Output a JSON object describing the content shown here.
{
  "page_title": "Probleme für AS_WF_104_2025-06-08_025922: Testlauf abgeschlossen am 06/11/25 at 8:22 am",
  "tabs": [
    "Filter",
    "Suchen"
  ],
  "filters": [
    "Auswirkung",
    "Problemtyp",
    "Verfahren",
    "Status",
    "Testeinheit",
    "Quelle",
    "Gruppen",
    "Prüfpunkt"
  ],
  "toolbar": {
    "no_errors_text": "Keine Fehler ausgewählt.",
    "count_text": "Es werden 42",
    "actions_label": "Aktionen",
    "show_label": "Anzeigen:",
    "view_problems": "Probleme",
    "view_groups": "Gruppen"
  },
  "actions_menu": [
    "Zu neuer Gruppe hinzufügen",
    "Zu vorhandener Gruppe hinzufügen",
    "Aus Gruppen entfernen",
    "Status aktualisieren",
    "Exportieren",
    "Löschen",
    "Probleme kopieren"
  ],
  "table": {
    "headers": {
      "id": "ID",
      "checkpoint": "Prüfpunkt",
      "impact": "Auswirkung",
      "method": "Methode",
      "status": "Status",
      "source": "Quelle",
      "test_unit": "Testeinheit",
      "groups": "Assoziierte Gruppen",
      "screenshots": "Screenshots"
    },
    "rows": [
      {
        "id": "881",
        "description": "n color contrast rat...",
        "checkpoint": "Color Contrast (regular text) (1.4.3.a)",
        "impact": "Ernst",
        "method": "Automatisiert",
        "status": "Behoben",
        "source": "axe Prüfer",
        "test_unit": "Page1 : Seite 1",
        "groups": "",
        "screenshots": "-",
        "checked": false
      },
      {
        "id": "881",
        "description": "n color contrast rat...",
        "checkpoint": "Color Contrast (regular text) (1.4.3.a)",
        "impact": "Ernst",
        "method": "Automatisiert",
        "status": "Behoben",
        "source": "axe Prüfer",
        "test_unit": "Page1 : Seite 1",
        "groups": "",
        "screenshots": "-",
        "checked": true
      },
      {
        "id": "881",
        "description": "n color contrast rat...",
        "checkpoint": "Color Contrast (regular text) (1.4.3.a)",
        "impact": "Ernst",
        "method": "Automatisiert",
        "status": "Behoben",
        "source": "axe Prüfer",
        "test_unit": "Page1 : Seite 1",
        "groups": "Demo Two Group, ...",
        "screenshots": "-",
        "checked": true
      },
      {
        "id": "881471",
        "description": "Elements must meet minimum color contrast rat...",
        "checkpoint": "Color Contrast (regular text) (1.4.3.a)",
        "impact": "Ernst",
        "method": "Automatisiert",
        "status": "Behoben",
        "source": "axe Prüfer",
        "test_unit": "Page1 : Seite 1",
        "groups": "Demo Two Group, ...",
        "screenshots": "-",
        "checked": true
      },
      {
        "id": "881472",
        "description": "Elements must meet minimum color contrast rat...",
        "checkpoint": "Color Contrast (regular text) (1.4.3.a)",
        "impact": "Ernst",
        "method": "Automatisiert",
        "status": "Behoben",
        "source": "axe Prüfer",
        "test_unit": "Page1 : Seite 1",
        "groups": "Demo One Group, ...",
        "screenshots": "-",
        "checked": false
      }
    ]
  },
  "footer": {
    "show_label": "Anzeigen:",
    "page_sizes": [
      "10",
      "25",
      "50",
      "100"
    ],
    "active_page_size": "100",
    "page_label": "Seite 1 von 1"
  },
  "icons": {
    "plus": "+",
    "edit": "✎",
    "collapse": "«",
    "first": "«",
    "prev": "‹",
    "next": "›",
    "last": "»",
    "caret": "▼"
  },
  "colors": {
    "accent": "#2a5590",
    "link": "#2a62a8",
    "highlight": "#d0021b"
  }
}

* * * * * * *

EXERCISE OBJECTIVE: Copy all data exactly, start to finish.

COMPLETED TASK:
Output a JSON object describing the content shown here.
{
  "page_title": "Probleme für AS_WF_104_2025-06-08_025922: Testlauf abgeschlossen am 06/11/25 at 8:22 am",
  "tabs": [
    "Filter",
    "Suchen"
  ],
  "filters": [
    "Auswirkung",
    "Problemtyp",
    "Verfahren",
    "Status",
    "Testeinheit",
    "Quelle",
    "Gruppen",
    "Prüfpunkt"
  ],
  "toolbar": {
    "no_errors_text": "Keine Fehler ausgewählt.",
    "count_text": "Es werden 42",
    "actions_label": "Aktionen",
    "show_label": "Anzeigen:",
    "view_problems": "Probleme",
    "view_groups": "Gruppen"
  },
  "actions_menu": [
    "Zu neuer Gruppe hinzufügen",
    "Zu vorhandener Gruppe hinzufügen",
    "Aus Gruppen entfernen",
    "Status aktualisieren",
    "Exportieren",
    "Löschen",
    "Probleme kopieren"
  ],
  "table": {
    "headers": {
      "id": "ID",
      "checkpoint": "Prüfpunkt",
      "impact": "Auswirkung",
      "method": "Methode",
      "status": "Status",
      "source": "Quelle",
      "test_unit": "Testeinheit",
      "groups": "Assoziierte Gruppen",
      "screenshots": "Screenshots"
    },
    "rows": [
      {
        "id": "881",
        "description": "n color contrast rat...",
        "checkpoint": "Color Contrast (regular text) (1.4.3.a)",
        "impact": "Ernst",
        "method": "Automatisiert",
        "status": "Behoben",
        "source": "axe Prüfer",
        "test_unit": "Page1 : Seite 1",
        "groups": "",
        "screenshots": "-",
        "checked": false
      },
      {
        "id": "881",
        "description": "n color contrast rat...",
        "checkpoint": "Color Contrast (regular text) (1.4.3.a)",
        "impact": "Ernst",
        "method": "Automatisiert",
        "status": "Behoben",
        "source": "axe Prüfer",
        "test_unit": "Page1 : Seite 1",
        "groups": "",
        "screenshots": "-",
        "checked": true
      },
      {
        "id": "881",
        "description": "n color contrast rat...",
        "checkpoint": "Color Contrast (regular text) (1.4.3.a)",
        "impact": "Ernst",
        "method": "Automatisiert",
        "status": "Behoben",
        "source": "axe Prüfer",
        "test_unit": "Page1 : Seite 1",
        "groups": "Demo Two Group, ...",
        "screenshots": "-",
        "checked": true
      },
      {
        "id": "881471",
        "description": "Elements must meet minimum color contrast rat...",
        "checkpoint": "Color Contrast (regular text) (1.4.3.a)",
        "impact": "Ernst",
        "method": "Automatisiert",
        "status": "Behoben",
        "source": "axe Prüfer",
        "test_unit": "Page1 : Seite 1",
        "groups": "Demo Two Group, ...",
        "screenshots": "-",
        "checked": true
      },
      {
        "id": "881472",
        "description": "Elements must meet minimum color contrast rat...",
        "checkpoint": "Color Contrast (regular text) (1.4.3.a)",
        "impact": "Ernst",
        "method": "Automatisiert",
        "status": "Behoben",
        "source": "axe Prüfer",
        "test_unit": "Page1 : Seite 1",
        "groups": "Demo One Group, ...",
        "screenshots": "-",
        "checked": false
      }
    ]
  },
  "footer": {
    "show_label": "Anzeigen:",
    "page_sizes": [
      "10",
      "25",
      "50",
      "100"
    ],
    "active_page_size": "100",
    "page_label": "Seite 1 von 1"
  },
  "icons": {
    "plus": "+",
    "edit": "✎",
    "collapse": "«",
    "first": "«",
    "prev": "‹",
    "next": "›",
    "last": "»",
    "caret": "▼"
  },
  "colors": {
    "accent": "#2a5590",
    "link": "#2a62a8",
    "highlight": "#d0021b"
  }
}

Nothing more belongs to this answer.